Problem to work on:
Find the word "informasi" in the material below and gather every line that contains it.

Exercise materials:

+++

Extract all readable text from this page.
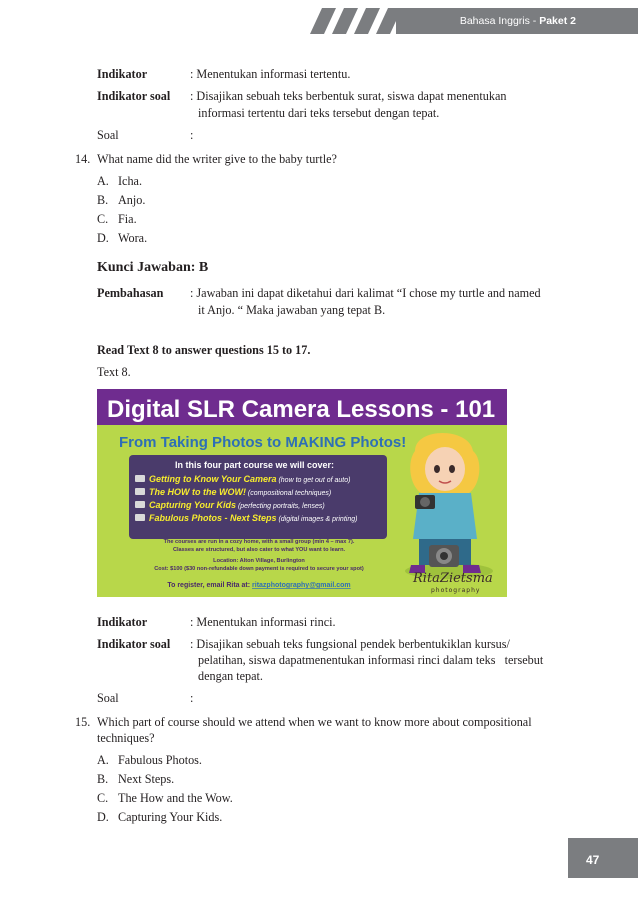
Bahasa Inggris - Paket 2
Indikator	: Menentukan informasi tertentu.
Indikator soal : Disajikan sebuah teks berbentuk surat, siswa dapat menentukan
informasi tertentu dari teks tersebut dengan tepat.
Soal	:
14. What name did the writer give to the baby turtle?
A. Icha.
B. Anjo.
C. Fia.
D. Wora.
Kunci Jawaban: B
Pembahasan : Jawaban ini dapat diketahui dari kalimat “I chose my turtle and named
it Anjo. “ Maka jawaban yang tepat B.
Read Text 8 to answer questions 15 to 17.
Text 8.
Digital SLR Camera Lessons - 101
From Taking Photos to MAKING Photos!
In this four part course we will cover:
Getting to Know Your Camera (how to get out of auto)
The HOW to the WOW! (compositional techniques)
Capturing Your Kids (perfecting portraits, lenses)
Fabulous Photos - Next Steps (digital images & printing)
The courses are run in a cozy home, with a small group (min 4 – max 7).
Classes are structured, but also cater to what YOU want to learn.
Location: Alton Village, Burlington
Cost: $100 ($30 non-refundable down payment is required to secure your spot)
To register, email Rita at: ritazphotography@gmail.com	RitaZietsma
photography
Indikator	: Menentukan informasi rinci.
Indikator soal : Disajikan sebuah teks fungsional pendek berbentukiklan kursus/
pelatihan, siswa dapatmenentukan informasi rinci dalam teks   tersebut
dengan tepat.
Soal	:
15. Which part of course should we attend when we want to know more about compositional
techniques?
A. Fabulous Photos.
B. Next Steps.
C. The How and the Wow.
D. Capturing Your Kids.
47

+++

Output of the exercise:
Indikator	: Menentukan informasi tertentu.
informasi tertentu dari teks tersebut dengan tepat.
Indikator	: Menentukan informasi rinci.
pelatihan, siswa dapatmenentukan informasi rinci dalam teks   tersebut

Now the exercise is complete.